* **Task details**: In the material below, find every line with "Ўзбекистон" and pull it out.

### Data in this exercise

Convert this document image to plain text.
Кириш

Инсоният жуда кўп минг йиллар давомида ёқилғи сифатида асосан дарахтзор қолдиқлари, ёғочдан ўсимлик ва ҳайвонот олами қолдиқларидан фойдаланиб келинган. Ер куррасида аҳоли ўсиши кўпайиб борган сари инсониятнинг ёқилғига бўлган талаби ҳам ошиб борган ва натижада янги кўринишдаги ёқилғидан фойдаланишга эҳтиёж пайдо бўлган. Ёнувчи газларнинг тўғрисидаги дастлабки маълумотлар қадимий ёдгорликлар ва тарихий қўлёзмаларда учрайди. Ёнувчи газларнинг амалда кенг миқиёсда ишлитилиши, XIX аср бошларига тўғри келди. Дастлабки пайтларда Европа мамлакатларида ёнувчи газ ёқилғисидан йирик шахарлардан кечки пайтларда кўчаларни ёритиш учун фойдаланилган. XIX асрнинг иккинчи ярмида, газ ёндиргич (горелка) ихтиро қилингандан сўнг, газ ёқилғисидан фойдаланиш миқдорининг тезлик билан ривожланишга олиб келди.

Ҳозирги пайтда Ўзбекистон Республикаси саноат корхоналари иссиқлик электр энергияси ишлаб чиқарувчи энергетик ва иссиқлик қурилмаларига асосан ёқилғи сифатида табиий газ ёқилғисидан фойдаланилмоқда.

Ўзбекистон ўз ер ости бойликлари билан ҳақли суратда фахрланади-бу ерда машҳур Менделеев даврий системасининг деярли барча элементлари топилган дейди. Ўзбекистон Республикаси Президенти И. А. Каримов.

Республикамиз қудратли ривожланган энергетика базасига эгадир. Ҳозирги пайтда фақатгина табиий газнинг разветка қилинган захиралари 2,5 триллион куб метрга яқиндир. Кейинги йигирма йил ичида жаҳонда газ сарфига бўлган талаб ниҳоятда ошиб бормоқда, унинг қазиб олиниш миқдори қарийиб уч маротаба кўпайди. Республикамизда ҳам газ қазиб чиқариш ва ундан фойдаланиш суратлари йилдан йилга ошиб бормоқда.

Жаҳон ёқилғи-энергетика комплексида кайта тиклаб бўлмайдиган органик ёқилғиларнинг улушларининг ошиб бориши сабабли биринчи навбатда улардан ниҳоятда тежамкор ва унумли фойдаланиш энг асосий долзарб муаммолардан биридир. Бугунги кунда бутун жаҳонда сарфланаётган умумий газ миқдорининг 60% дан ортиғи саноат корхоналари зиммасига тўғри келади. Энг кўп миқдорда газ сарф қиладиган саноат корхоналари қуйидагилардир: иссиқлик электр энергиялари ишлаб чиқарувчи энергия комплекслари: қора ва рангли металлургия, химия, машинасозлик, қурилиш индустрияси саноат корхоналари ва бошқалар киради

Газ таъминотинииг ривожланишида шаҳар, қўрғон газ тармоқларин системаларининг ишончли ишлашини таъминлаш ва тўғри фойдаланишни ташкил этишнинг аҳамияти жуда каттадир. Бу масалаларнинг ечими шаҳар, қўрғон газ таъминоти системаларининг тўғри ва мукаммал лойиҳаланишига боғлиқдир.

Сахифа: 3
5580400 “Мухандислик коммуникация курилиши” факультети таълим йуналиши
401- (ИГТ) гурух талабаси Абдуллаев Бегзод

######

* **The answer**:
Ҳозирги пайтда Ўзбекистон Республикаси саноат корхоналари иссиқлик электр энергияси ишлаб чиқарувчи энергетик ва иссиқлик қурилмаларига асосан ёқилғи сифатида табиий газ ёқилғисидан фойдаланилмоқда.
Ўзбекистон ўз ер ости бойликлари билан ҳақли суратда фахрланади-бу ерда машҳур Менделеев даврий системасининг деярли барча элементлари топилган дейди. Ўзбекистон Республикаси Президенти И. А. Каримов.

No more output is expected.